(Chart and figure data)
..........
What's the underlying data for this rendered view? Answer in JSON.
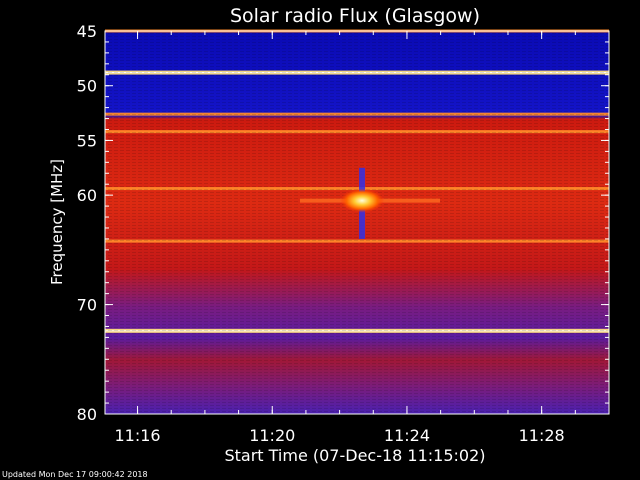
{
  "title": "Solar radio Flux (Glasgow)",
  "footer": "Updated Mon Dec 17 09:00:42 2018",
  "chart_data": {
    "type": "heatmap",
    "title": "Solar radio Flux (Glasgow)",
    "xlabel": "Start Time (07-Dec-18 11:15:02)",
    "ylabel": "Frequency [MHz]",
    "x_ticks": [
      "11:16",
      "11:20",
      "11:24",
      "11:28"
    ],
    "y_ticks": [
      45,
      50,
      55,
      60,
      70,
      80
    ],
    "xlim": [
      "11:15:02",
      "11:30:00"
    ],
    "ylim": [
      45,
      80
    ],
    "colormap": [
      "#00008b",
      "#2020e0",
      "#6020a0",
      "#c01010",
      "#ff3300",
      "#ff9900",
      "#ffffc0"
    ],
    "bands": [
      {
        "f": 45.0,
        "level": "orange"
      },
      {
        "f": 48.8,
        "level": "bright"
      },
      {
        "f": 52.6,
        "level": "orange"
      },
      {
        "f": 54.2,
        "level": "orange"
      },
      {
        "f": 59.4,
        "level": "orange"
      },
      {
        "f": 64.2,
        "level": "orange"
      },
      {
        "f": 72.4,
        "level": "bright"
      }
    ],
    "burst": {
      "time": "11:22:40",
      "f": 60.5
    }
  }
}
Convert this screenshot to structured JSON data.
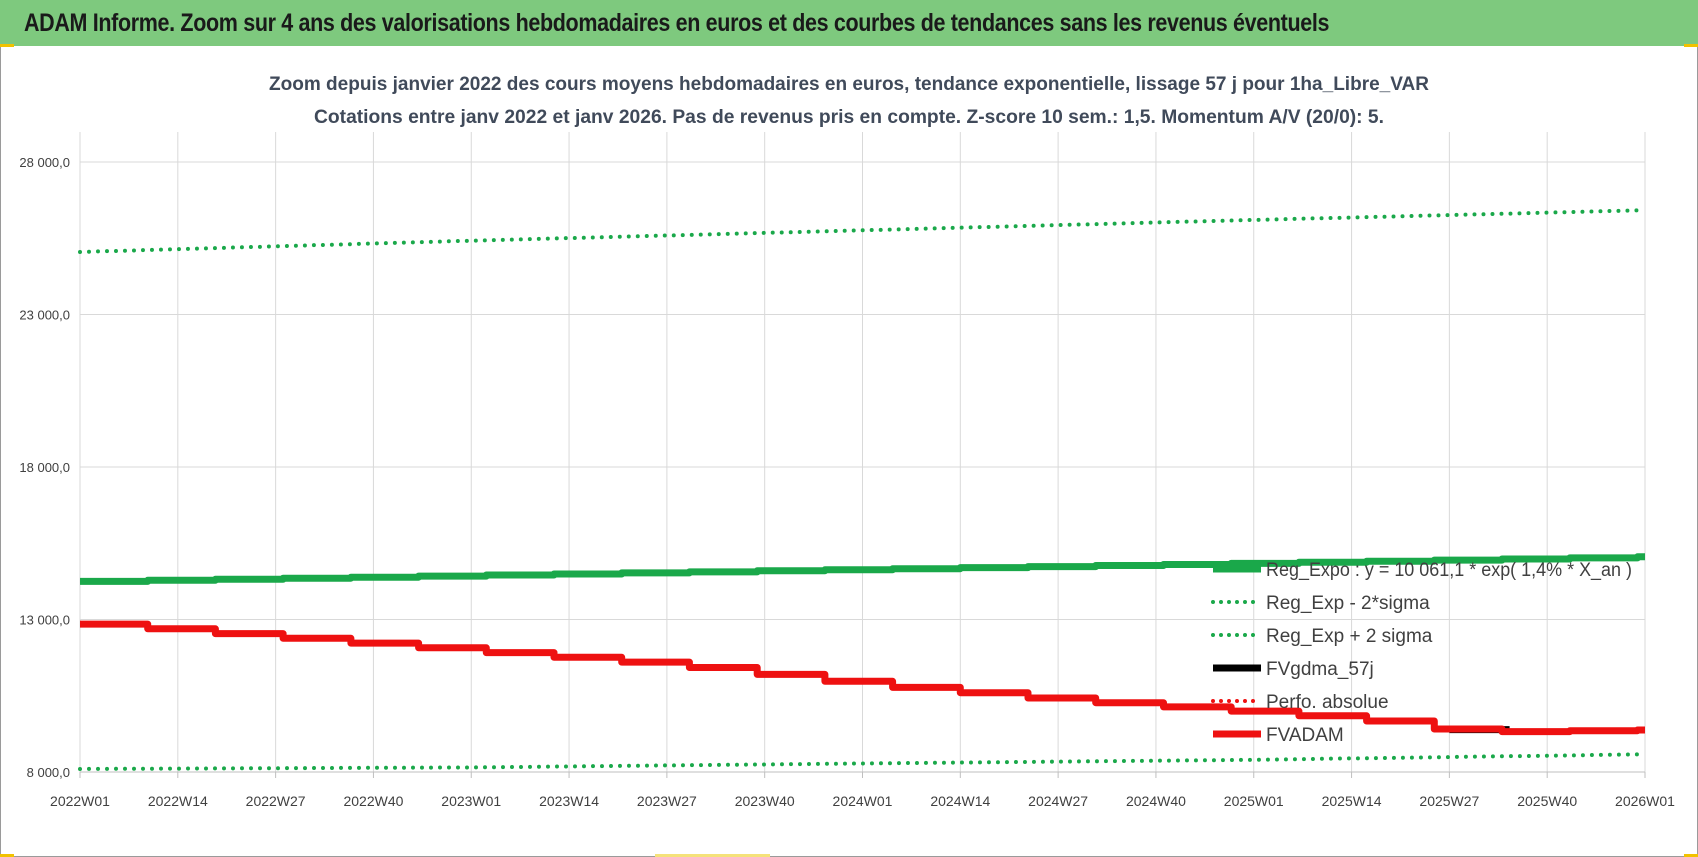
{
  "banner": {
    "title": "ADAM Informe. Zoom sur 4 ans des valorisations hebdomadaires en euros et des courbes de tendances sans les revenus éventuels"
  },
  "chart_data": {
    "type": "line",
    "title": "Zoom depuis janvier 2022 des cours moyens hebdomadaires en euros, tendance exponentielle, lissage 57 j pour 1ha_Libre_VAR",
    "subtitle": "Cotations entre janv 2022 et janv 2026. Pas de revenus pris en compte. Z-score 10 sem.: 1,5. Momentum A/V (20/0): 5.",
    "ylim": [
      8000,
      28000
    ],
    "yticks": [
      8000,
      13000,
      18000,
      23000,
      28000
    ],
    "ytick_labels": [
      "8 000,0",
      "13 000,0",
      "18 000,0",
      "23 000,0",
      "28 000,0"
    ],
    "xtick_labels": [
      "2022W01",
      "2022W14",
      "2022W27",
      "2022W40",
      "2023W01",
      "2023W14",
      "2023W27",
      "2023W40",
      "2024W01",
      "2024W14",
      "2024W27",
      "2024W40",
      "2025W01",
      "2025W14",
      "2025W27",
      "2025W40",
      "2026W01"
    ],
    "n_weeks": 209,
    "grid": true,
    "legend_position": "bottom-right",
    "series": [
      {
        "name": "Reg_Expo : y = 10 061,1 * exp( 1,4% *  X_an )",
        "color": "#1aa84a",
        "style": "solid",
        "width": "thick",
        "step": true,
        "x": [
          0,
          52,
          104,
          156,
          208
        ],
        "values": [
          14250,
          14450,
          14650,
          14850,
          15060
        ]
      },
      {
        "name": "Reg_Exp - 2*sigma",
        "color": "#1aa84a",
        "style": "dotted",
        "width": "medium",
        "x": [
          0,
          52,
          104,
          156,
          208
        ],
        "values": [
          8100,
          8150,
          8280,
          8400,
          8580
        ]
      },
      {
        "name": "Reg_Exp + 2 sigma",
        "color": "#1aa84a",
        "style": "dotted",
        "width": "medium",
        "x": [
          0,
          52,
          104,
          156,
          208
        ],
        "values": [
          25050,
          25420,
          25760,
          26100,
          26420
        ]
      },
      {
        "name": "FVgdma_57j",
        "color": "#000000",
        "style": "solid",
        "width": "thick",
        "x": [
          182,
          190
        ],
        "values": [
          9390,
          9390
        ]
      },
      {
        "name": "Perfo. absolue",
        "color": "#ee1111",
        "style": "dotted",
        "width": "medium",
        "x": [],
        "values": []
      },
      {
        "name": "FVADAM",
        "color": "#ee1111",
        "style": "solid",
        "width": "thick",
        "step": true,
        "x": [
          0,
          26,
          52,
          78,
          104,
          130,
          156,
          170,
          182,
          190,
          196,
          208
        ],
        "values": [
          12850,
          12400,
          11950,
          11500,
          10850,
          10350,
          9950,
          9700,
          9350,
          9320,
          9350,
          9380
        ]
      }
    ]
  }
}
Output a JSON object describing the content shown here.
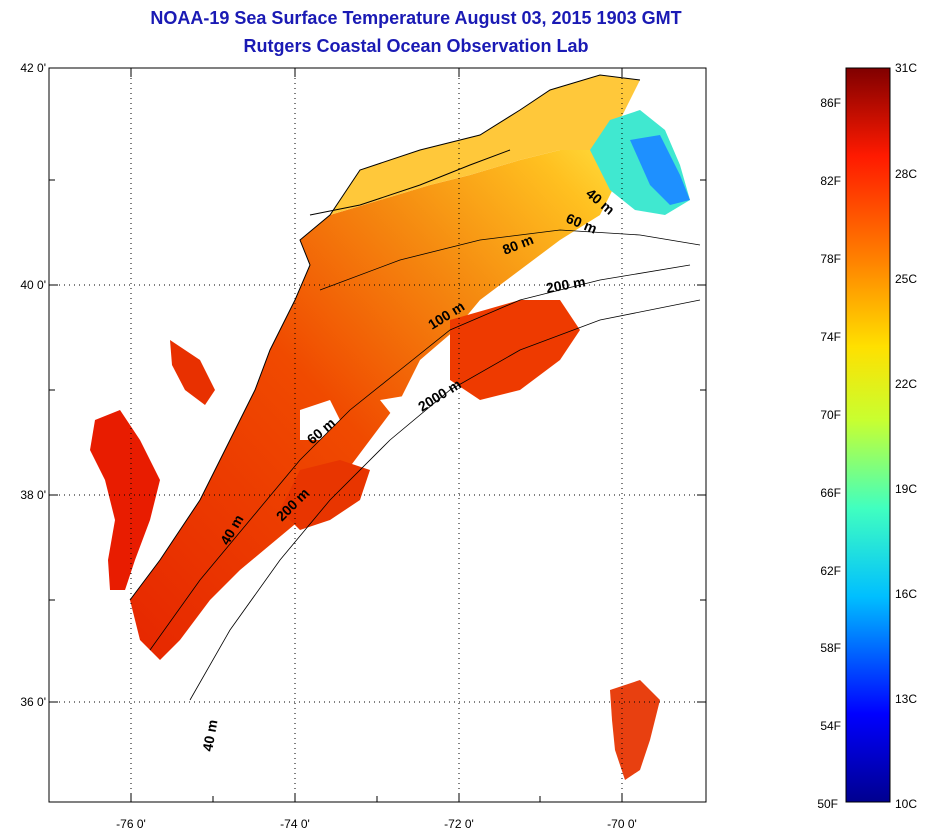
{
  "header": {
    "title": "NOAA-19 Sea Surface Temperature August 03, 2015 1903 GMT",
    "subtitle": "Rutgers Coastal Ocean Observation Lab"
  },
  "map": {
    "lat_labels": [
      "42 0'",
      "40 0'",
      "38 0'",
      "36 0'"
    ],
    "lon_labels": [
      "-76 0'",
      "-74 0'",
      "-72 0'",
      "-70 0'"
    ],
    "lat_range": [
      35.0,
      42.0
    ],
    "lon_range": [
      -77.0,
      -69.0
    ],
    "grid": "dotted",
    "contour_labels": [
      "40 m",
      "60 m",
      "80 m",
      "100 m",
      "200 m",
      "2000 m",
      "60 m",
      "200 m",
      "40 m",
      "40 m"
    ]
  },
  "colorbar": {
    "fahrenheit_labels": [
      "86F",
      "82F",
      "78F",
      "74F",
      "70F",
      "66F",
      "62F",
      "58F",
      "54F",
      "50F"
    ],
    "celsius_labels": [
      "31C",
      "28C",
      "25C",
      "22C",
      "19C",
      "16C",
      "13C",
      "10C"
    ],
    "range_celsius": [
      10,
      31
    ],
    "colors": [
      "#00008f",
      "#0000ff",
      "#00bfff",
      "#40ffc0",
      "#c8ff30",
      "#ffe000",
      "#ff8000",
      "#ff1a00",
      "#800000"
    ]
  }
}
..........
Reproduce the data verbatim. Do not carry any picture into the copy.

What's the underlying data for this rendered view? Answer in JSON.
{
  "title": "Solar radio Flux (Glasgow)",
  "footer": "Updated Mon Dec 17 09:00:42 2018",
  "chart_data": {
    "type": "heatmap",
    "title": "Solar radio Flux (Glasgow)",
    "xlabel": "Start Time (07-Dec-18 11:15:02)",
    "ylabel": "Frequency [MHz]",
    "x_ticks": [
      "11:16",
      "11:20",
      "11:24",
      "11:28"
    ],
    "y_ticks": [
      45,
      50,
      55,
      60,
      70,
      80
    ],
    "xlim": [
      "11:15:02",
      "11:30:00"
    ],
    "ylim": [
      45,
      80
    ],
    "colormap": [
      "#00008b",
      "#2020e0",
      "#6020a0",
      "#c01010",
      "#ff3300",
      "#ff9900",
      "#ffffc0"
    ],
    "bands": [
      {
        "f": 45.0,
        "level": "orange"
      },
      {
        "f": 48.8,
        "level": "bright"
      },
      {
        "f": 52.6,
        "level": "orange"
      },
      {
        "f": 54.2,
        "level": "orange"
      },
      {
        "f": 59.4,
        "level": "orange"
      },
      {
        "f": 64.2,
        "level": "orange"
      },
      {
        "f": 72.4,
        "level": "bright"
      }
    ],
    "burst": {
      "time": "11:22:40",
      "f": 60.5
    }
  }
}
Convert this screenshot to structured JSON data.
{
  "banner": {
    "title": "ADAM Informe. Zoom sur 4 ans des valorisations hebdomadaires en euros et des courbes de tendances sans les revenus éventuels"
  },
  "chart_data": {
    "type": "line",
    "title": "Zoom depuis janvier 2022 des cours moyens hebdomadaires en euros, tendance exponentielle, lissage 57 j pour 1ha_Libre_VAR",
    "subtitle": "Cotations entre janv 2022 et janv 2026. Pas de revenus pris en compte. Z-score 10 sem.: 1,5. Momentum A/V (20/0): 5.",
    "ylim": [
      8000,
      28000
    ],
    "yticks": [
      8000,
      13000,
      18000,
      23000,
      28000
    ],
    "ytick_labels": [
      "8 000,0",
      "13 000,0",
      "18 000,0",
      "23 000,0",
      "28 000,0"
    ],
    "xtick_labels": [
      "2022W01",
      "2022W14",
      "2022W27",
      "2022W40",
      "2023W01",
      "2023W14",
      "2023W27",
      "2023W40",
      "2024W01",
      "2024W14",
      "2024W27",
      "2024W40",
      "2025W01",
      "2025W14",
      "2025W27",
      "2025W40",
      "2026W01"
    ],
    "n_weeks": 209,
    "grid": true,
    "legend_position": "bottom-right",
    "series": [
      {
        "name": "Reg_Expo : y = 10 061,1 * exp( 1,4% *  X_an )",
        "color": "#1aa84a",
        "style": "solid",
        "width": "thick",
        "step": true,
        "x": [
          0,
          52,
          104,
          156,
          208
        ],
        "values": [
          14250,
          14450,
          14650,
          14850,
          15060
        ]
      },
      {
        "name": "Reg_Exp - 2*sigma",
        "color": "#1aa84a",
        "style": "dotted",
        "width": "medium",
        "x": [
          0,
          52,
          104,
          156,
          208
        ],
        "values": [
          8100,
          8150,
          8280,
          8400,
          8580
        ]
      },
      {
        "name": "Reg_Exp + 2 sigma",
        "color": "#1aa84a",
        "style": "dotted",
        "width": "medium",
        "x": [
          0,
          52,
          104,
          156,
          208
        ],
        "values": [
          25050,
          25420,
          25760,
          26100,
          26420
        ]
      },
      {
        "name": "FVgdma_57j",
        "color": "#000000",
        "style": "solid",
        "width": "thick",
        "x": [
          182,
          190
        ],
        "values": [
          9390,
          9390
        ]
      },
      {
        "name": "Perfo. absolue",
        "color": "#ee1111",
        "style": "dotted",
        "width": "medium",
        "x": [],
        "values": []
      },
      {
        "name": "FVADAM",
        "color": "#ee1111",
        "style": "solid",
        "width": "thick",
        "step": true,
        "x": [
          0,
          26,
          52,
          78,
          104,
          130,
          156,
          170,
          182,
          190,
          196,
          208
        ],
        "values": [
          12850,
          12400,
          11950,
          11500,
          10850,
          10350,
          9950,
          9700,
          9350,
          9320,
          9350,
          9380
        ]
      }
    ]
  }
}
Output a JSON object describing the content shown here.
{
  "header": {
    "title": "NOAA-19 Sea Surface Temperature August 03, 2015 1903 GMT",
    "subtitle": "Rutgers Coastal Ocean Observation Lab"
  },
  "map": {
    "lat_labels": [
      "42 0'",
      "40 0'",
      "38 0'",
      "36 0'"
    ],
    "lon_labels": [
      "-76 0'",
      "-74 0'",
      "-72 0'",
      "-70 0'"
    ],
    "lat_range": [
      35.0,
      42.0
    ],
    "lon_range": [
      -77.0,
      -69.0
    ],
    "grid": "dotted",
    "contour_labels": [
      "40 m",
      "60 m",
      "80 m",
      "100 m",
      "200 m",
      "2000 m",
      "60 m",
      "200 m",
      "40 m",
      "40 m"
    ]
  },
  "colorbar": {
    "fahrenheit_labels": [
      "86F",
      "82F",
      "78F",
      "74F",
      "70F",
      "66F",
      "62F",
      "58F",
      "54F",
      "50F"
    ],
    "celsius_labels": [
      "31C",
      "28C",
      "25C",
      "22C",
      "19C",
      "16C",
      "13C",
      "10C"
    ],
    "range_celsius": [
      10,
      31
    ],
    "colors": [
      "#00008f",
      "#0000ff",
      "#00bfff",
      "#40ffc0",
      "#c8ff30",
      "#ffe000",
      "#ff8000",
      "#ff1a00",
      "#800000"
    ]
  }
}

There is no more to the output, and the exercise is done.